(Stored data)
════════
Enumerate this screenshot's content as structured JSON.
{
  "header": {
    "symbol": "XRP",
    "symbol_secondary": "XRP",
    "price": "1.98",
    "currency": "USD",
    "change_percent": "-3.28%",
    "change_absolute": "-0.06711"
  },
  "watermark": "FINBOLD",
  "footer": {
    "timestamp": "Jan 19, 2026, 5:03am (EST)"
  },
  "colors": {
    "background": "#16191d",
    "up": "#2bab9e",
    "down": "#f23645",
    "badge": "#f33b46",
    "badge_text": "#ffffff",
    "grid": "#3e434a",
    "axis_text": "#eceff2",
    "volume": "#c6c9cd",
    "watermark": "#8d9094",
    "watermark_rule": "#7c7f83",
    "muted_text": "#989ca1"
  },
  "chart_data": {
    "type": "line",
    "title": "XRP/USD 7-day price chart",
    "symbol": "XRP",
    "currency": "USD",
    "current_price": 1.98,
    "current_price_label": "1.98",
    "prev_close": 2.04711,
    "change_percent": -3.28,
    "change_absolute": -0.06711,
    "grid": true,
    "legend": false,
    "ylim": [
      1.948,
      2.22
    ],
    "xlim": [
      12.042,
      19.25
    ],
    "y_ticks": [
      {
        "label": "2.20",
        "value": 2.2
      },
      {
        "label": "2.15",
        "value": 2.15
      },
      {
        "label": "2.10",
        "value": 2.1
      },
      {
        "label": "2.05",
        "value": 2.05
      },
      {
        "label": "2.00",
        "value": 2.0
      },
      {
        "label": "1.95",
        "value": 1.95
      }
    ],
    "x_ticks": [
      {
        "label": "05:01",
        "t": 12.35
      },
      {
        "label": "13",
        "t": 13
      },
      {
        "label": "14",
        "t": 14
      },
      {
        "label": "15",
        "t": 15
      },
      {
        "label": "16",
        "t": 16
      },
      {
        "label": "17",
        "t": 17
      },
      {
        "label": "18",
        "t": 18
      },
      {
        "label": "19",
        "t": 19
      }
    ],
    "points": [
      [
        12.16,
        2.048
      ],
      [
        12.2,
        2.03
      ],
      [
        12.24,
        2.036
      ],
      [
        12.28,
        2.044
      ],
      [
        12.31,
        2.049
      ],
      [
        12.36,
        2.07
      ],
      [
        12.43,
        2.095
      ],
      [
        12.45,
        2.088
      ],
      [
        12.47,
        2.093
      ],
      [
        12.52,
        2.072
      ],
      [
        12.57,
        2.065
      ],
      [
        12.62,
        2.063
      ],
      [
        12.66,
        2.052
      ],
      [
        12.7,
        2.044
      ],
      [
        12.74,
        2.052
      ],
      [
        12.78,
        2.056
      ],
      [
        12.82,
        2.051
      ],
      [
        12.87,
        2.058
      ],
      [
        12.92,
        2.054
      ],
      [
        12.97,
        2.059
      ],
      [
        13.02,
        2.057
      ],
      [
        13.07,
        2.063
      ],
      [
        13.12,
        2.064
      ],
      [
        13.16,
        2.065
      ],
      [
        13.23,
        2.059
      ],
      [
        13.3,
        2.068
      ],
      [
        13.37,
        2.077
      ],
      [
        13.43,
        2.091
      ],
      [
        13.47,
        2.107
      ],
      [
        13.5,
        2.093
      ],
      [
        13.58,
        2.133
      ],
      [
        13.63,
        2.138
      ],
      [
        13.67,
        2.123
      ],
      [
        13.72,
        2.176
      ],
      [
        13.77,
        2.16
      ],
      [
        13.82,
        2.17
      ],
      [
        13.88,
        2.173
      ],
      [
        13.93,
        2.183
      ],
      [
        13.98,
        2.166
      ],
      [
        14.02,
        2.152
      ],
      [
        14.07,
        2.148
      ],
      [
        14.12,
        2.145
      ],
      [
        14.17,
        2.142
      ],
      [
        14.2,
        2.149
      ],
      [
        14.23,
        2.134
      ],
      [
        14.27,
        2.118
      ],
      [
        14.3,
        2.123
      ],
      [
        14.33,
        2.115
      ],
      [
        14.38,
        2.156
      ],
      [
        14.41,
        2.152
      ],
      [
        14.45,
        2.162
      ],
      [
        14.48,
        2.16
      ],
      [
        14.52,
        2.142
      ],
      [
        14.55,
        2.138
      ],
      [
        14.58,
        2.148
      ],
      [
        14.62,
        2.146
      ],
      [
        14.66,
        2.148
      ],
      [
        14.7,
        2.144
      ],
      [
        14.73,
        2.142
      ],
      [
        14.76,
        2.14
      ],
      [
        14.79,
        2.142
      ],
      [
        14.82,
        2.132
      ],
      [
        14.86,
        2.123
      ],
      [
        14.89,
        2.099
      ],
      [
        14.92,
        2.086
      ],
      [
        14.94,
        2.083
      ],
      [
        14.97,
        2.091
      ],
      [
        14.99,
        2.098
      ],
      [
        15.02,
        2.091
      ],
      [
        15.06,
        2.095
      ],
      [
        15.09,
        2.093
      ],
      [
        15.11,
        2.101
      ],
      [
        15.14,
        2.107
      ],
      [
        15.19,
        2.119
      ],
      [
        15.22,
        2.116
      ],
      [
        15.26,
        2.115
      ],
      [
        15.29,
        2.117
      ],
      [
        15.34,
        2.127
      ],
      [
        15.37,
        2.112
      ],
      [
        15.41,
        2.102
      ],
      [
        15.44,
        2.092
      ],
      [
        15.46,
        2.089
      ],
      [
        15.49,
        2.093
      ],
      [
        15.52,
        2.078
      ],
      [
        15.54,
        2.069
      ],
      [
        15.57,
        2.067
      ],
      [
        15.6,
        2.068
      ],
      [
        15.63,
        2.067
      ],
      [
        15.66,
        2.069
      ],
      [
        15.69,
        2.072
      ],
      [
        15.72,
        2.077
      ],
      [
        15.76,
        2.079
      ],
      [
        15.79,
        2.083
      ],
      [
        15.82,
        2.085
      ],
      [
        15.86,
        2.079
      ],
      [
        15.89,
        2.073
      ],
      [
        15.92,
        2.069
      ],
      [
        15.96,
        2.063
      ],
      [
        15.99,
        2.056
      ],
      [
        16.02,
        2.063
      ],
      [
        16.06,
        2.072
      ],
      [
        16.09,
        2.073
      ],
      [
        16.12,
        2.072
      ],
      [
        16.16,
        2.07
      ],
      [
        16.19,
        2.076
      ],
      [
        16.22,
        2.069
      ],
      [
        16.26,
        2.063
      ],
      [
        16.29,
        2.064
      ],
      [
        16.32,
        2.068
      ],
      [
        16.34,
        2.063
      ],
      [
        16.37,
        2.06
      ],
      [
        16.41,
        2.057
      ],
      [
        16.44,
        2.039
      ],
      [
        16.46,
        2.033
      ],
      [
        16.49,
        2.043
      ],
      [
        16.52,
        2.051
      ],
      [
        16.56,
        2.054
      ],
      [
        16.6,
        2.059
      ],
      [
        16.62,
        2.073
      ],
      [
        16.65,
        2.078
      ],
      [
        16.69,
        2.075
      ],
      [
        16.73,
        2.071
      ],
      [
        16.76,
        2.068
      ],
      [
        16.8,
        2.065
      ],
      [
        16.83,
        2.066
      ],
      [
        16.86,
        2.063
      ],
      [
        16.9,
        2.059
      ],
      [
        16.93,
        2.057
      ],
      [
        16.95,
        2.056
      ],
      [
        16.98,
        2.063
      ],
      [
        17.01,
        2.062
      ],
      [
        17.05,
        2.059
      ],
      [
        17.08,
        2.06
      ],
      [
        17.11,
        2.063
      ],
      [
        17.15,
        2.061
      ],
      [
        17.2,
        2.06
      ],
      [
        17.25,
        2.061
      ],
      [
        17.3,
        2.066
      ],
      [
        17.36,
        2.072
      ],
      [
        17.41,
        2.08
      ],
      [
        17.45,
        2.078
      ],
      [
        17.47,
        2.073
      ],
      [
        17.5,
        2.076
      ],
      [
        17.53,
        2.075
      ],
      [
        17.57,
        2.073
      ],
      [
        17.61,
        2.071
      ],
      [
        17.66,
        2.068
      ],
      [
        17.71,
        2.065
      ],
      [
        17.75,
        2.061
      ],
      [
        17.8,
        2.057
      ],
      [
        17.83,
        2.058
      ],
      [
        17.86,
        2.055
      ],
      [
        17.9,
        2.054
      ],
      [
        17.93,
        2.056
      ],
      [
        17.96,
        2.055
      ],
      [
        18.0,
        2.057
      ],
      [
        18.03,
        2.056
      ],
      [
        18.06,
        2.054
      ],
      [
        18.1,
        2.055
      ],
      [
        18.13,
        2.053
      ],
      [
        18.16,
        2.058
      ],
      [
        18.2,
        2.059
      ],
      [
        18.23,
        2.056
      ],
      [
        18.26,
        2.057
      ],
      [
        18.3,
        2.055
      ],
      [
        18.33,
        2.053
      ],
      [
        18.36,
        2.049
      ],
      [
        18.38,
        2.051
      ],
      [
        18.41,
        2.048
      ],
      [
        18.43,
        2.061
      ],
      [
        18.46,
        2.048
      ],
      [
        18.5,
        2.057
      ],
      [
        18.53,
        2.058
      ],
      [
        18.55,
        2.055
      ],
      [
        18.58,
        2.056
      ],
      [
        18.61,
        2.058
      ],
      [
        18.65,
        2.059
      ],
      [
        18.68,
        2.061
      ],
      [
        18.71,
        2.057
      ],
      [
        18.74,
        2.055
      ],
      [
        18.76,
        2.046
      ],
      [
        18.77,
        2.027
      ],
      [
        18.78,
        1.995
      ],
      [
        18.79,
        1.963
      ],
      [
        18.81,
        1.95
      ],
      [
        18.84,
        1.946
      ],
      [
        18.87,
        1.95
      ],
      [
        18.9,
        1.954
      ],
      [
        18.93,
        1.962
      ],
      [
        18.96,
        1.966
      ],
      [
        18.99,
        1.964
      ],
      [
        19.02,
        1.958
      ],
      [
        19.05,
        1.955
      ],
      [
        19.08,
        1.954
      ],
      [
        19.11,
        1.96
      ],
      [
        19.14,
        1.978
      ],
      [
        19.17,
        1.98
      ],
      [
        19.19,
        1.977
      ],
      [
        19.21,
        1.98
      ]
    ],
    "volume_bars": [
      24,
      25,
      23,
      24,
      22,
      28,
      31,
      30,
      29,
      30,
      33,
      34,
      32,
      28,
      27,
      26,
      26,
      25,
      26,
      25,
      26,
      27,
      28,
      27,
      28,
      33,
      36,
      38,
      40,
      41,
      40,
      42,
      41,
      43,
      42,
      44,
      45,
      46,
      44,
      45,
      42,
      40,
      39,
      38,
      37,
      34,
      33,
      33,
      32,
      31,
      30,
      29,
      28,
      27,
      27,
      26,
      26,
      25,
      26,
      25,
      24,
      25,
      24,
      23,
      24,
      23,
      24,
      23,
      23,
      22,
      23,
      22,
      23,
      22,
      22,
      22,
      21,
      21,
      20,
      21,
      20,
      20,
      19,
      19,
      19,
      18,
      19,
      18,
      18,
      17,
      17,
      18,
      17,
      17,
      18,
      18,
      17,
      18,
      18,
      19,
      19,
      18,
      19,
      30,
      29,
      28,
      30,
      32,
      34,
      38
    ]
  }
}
════════
**SET PROBLEM**:
Look through the data above. Copy every line with the string "value" in it.

**CORRECT RESULT**:
        "value": 2.2
        "value": 2.15
        "value": 2.1
        "value": 2.05
        "value": 2.0
        "value": 1.95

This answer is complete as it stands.